* **STATED GOAL**
Count only the lines of the records that hold "housing", then give the number without any other words.
****
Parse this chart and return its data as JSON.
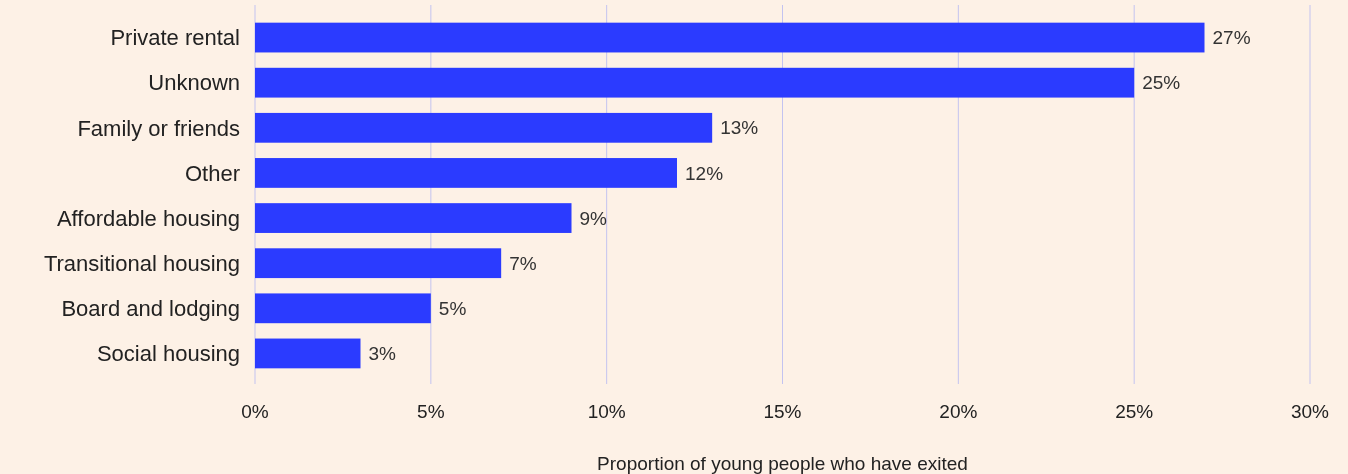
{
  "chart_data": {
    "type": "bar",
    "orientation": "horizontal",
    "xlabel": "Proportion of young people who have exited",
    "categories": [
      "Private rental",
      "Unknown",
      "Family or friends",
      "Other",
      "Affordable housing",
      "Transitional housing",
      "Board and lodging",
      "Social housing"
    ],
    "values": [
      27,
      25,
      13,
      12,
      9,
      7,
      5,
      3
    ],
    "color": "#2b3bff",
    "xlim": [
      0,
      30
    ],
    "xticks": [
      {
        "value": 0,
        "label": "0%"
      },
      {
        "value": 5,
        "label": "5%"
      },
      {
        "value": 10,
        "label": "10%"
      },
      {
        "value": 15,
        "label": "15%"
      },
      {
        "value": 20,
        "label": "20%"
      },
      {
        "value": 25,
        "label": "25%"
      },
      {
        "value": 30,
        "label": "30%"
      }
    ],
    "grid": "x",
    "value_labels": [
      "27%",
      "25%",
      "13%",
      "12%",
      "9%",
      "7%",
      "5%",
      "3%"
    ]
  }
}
****
* **RESULT OF THIS TASK**
3